WHAT IS NEEDED | Restate the data word for word and leave the images out.

DATA LISTING |
--- Begin ---
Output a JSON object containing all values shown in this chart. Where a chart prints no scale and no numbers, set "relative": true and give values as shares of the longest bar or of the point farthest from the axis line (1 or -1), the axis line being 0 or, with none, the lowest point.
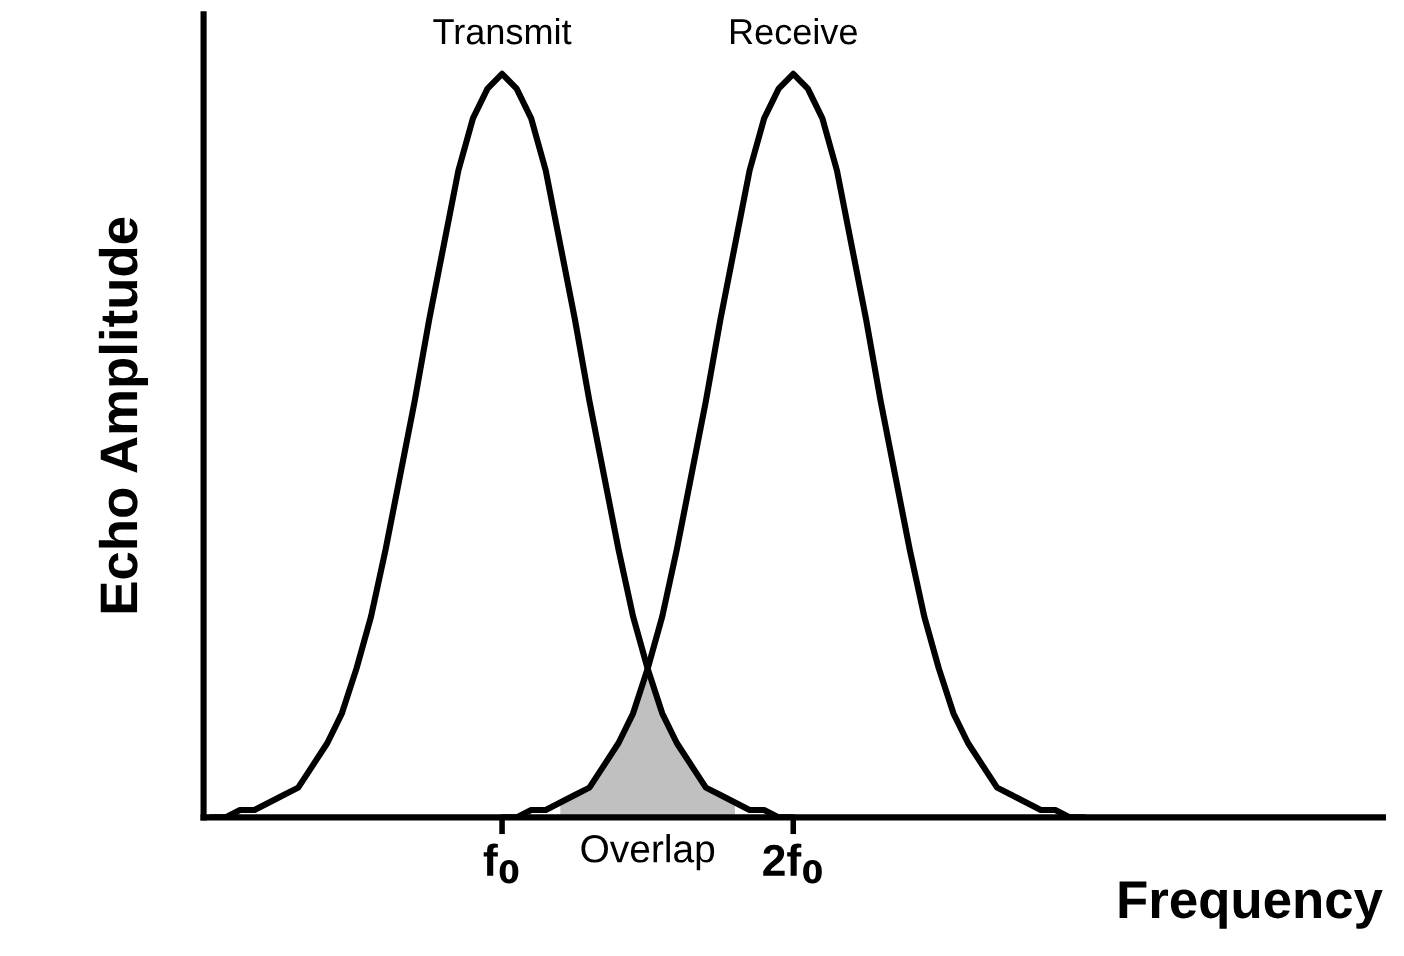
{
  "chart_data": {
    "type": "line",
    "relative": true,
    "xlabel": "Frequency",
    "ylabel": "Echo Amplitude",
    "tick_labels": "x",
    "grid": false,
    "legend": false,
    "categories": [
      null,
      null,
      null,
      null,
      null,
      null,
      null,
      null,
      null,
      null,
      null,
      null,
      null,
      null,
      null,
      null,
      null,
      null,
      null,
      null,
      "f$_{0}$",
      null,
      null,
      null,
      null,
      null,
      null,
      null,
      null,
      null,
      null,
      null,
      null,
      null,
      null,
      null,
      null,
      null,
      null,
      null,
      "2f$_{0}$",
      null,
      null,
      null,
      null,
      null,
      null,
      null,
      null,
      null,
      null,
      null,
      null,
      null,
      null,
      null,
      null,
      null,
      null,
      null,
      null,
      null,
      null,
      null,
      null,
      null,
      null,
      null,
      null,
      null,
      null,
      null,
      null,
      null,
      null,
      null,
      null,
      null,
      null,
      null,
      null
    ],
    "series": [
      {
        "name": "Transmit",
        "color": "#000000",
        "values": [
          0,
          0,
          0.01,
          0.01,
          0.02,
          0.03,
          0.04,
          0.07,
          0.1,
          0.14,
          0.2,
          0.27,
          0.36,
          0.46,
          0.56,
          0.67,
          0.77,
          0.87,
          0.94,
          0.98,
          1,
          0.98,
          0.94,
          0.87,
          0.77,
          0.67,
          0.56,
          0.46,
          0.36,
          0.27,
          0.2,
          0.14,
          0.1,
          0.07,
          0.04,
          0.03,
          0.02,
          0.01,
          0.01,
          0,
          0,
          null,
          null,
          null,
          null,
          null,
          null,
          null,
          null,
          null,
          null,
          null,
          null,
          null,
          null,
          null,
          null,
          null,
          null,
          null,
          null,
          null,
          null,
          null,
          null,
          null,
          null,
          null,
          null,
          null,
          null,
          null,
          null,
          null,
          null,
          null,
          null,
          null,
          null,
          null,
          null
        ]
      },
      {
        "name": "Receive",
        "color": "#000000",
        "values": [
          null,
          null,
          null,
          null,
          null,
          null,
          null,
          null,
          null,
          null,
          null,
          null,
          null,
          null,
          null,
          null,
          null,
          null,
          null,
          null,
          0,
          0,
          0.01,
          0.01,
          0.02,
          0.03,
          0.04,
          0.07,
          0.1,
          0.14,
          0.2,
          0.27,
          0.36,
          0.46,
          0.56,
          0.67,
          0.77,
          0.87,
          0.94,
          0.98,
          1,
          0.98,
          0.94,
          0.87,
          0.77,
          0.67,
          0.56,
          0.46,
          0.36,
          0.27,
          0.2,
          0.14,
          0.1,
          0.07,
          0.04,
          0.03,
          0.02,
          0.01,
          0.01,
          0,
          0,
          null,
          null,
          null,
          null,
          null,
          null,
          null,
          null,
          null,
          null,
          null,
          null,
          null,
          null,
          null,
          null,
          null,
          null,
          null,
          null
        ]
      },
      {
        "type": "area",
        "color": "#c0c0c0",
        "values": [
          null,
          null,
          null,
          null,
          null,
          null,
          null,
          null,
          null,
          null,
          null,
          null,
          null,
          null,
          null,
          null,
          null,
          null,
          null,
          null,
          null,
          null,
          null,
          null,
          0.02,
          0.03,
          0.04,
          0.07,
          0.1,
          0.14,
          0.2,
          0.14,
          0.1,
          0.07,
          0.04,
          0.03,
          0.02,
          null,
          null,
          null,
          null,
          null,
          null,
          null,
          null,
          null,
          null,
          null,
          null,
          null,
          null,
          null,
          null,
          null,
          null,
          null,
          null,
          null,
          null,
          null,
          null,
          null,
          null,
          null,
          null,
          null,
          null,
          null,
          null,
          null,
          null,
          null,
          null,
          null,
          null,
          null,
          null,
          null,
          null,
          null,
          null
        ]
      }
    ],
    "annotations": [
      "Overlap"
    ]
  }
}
--- End ---
RESULT OF THE TASK |
Output a JSON object containing all values shown in this chart. Where a chart prints no scale and no numbers, set "relative": true and give values as shares of the longest bar or of the point farthest from the axis line (1 or -1), the axis line being 0 or, with none, the lowest point.
{
  "chart_data": {
    "type": "line",
    "relative": true,
    "xlabel": "Frequency",
    "ylabel": "Echo Amplitude",
    "tick_labels": "x",
    "grid": false,
    "legend": false,
    "categories": [
      null,
      null,
      null,
      null,
      null,
      null,
      null,
      null,
      null,
      null,
      null,
      null,
      null,
      null,
      null,
      null,
      null,
      null,
      null,
      null,
      "f$_{0}$",
      null,
      null,
      null,
      null,
      null,
      null,
      null,
      null,
      null,
      null,
      null,
      null,
      null,
      null,
      null,
      null,
      null,
      null,
      null,
      "2f$_{0}$",
      null,
      null,
      null,
      null,
      null,
      null,
      null,
      null,
      null,
      null,
      null,
      null,
      null,
      null,
      null,
      null,
      null,
      null,
      null,
      null,
      null,
      null,
      null,
      null,
      null,
      null,
      null,
      null,
      null,
      null,
      null,
      null,
      null,
      null,
      null,
      null,
      null,
      null,
      null,
      null
    ],
    "series": [
      {
        "name": "Transmit",
        "color": "#000000",
        "values": [
          0,
          0,
          0.01,
          0.01,
          0.02,
          0.03,
          0.04,
          0.07,
          0.1,
          0.14,
          0.2,
          0.27,
          0.36,
          0.46,
          0.56,
          0.67,
          0.77,
          0.87,
          0.94,
          0.98,
          1,
          0.98,
          0.94,
          0.87,
          0.77,
          0.67,
          0.56,
          0.46,
          0.36,
          0.27,
          0.2,
          0.14,
          0.1,
          0.07,
          0.04,
          0.03,
          0.02,
          0.01,
          0.01,
          0,
          0,
          null,
          null,
          null,
          null,
          null,
          null,
          null,
          null,
          null,
          null,
          null,
          null,
          null,
          null,
          null,
          null,
          null,
          null,
          null,
          null,
          null,
          null,
          null,
          null,
          null,
          null,
          null,
          null,
          null,
          null,
          null,
          null,
          null,
          null,
          null,
          null,
          null,
          null,
          null,
          null
        ]
      },
      {
        "name": "Receive",
        "color": "#000000",
        "values": [
          null,
          null,
          null,
          null,
          null,
          null,
          null,
          null,
          null,
          null,
          null,
          null,
          null,
          null,
          null,
          null,
          null,
          null,
          null,
          null,
          0,
          0,
          0.01,
          0.01,
          0.02,
          0.03,
          0.04,
          0.07,
          0.1,
          0.14,
          0.2,
          0.27,
          0.36,
          0.46,
          0.56,
          0.67,
          0.77,
          0.87,
          0.94,
          0.98,
          1,
          0.98,
          0.94,
          0.87,
          0.77,
          0.67,
          0.56,
          0.46,
          0.36,
          0.27,
          0.2,
          0.14,
          0.1,
          0.07,
          0.04,
          0.03,
          0.02,
          0.01,
          0.01,
          0,
          0,
          null,
          null,
          null,
          null,
          null,
          null,
          null,
          null,
          null,
          null,
          null,
          null,
          null,
          null,
          null,
          null,
          null,
          null,
          null,
          null
        ]
      },
      {
        "type": "area",
        "color": "#c0c0c0",
        "values": [
          null,
          null,
          null,
          null,
          null,
          null,
          null,
          null,
          null,
          null,
          null,
          null,
          null,
          null,
          null,
          null,
          null,
          null,
          null,
          null,
          null,
          null,
          null,
          null,
          0.02,
          0.03,
          0.04,
          0.07,
          0.1,
          0.14,
          0.2,
          0.14,
          0.1,
          0.07,
          0.04,
          0.03,
          0.02,
          null,
          null,
          null,
          null,
          null,
          null,
          null,
          null,
          null,
          null,
          null,
          null,
          null,
          null,
          null,
          null,
          null,
          null,
          null,
          null,
          null,
          null,
          null,
          null,
          null,
          null,
          null,
          null,
          null,
          null,
          null,
          null,
          null,
          null,
          null,
          null,
          null,
          null,
          null,
          null,
          null,
          null,
          null,
          null
        ]
      }
    ],
    "annotations": [
      "Overlap"
    ]
  }
}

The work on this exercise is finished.